_REQUEST_. Look through the material below for "英語の世界のニューハーフ". Copy every line that contains it.

_TASK INPUTS_.
-- BEGIN --
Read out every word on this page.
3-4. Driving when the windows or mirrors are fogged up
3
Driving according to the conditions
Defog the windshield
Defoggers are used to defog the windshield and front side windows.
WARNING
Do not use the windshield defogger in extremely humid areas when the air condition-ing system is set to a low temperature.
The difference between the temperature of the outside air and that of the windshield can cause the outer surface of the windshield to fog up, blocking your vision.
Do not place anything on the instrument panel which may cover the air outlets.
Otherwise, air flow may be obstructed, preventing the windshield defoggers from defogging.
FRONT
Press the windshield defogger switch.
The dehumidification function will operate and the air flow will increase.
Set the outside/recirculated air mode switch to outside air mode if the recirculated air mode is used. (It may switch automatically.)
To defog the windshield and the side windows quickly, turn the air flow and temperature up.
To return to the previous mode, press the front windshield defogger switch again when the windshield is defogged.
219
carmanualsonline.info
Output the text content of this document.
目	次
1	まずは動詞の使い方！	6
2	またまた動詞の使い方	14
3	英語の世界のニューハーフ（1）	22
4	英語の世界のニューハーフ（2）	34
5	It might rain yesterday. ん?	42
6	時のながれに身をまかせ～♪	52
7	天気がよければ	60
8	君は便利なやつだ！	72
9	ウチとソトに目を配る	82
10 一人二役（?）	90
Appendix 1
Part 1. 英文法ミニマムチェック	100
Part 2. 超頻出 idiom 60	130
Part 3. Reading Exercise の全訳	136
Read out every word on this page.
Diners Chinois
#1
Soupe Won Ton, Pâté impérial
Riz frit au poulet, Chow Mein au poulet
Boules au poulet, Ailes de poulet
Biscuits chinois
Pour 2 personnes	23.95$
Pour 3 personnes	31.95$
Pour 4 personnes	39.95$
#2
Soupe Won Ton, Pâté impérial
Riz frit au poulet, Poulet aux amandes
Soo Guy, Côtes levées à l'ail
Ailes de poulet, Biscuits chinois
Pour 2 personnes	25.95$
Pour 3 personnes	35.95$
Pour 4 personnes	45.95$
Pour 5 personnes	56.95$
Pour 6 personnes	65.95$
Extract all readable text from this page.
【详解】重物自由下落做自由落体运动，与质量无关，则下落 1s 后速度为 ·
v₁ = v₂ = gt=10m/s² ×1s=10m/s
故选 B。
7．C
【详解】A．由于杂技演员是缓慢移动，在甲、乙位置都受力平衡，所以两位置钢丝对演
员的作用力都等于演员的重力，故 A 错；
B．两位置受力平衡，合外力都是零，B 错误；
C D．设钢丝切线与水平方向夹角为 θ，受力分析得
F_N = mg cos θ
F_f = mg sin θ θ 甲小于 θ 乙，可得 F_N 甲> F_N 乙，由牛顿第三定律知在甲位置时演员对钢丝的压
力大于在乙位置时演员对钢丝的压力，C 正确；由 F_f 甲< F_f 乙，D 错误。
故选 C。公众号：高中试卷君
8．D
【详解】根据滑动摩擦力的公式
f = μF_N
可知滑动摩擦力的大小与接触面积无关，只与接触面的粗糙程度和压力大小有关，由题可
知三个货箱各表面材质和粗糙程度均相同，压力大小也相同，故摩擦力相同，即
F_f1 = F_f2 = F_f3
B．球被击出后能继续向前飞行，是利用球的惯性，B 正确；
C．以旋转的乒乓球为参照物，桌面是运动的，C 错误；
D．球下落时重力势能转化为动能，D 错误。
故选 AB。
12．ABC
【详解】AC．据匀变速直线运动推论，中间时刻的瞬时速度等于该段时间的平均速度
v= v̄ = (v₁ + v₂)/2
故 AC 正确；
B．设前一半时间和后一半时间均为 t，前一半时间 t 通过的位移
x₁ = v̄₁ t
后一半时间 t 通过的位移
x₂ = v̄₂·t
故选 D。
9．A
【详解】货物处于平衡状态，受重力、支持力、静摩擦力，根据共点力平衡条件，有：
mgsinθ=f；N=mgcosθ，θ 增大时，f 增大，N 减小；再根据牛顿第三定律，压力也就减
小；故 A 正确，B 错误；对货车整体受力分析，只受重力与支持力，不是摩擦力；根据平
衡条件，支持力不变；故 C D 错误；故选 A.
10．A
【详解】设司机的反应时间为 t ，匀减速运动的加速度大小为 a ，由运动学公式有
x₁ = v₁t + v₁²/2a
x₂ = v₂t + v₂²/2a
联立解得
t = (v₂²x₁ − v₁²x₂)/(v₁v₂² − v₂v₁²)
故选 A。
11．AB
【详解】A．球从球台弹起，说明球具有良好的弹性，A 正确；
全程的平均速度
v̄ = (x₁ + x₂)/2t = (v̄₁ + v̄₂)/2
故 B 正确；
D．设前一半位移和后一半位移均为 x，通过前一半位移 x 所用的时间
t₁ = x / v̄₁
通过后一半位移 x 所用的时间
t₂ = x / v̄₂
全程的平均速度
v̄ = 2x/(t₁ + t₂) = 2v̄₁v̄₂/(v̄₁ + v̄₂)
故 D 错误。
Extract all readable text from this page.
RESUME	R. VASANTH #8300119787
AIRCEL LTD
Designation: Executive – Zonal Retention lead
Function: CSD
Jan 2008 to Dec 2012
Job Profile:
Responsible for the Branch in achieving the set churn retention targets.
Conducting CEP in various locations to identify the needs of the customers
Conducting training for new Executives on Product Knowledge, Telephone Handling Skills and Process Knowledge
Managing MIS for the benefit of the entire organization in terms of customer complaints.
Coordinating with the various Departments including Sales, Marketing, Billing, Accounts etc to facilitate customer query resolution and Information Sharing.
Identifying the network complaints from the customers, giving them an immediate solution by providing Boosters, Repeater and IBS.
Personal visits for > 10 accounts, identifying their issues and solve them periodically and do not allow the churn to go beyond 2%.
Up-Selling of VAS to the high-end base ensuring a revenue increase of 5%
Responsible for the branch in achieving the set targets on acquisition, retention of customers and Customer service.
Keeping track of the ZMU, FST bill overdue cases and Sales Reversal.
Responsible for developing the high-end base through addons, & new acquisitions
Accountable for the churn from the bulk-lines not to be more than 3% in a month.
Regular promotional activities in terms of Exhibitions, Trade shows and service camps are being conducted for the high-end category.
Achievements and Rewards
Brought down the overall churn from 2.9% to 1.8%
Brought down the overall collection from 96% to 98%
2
-- END --
_ANSWER TO THIS TASK_.
3	英語の世界のニューハーフ（1）	22
4	英語の世界のニューハーフ（2）	34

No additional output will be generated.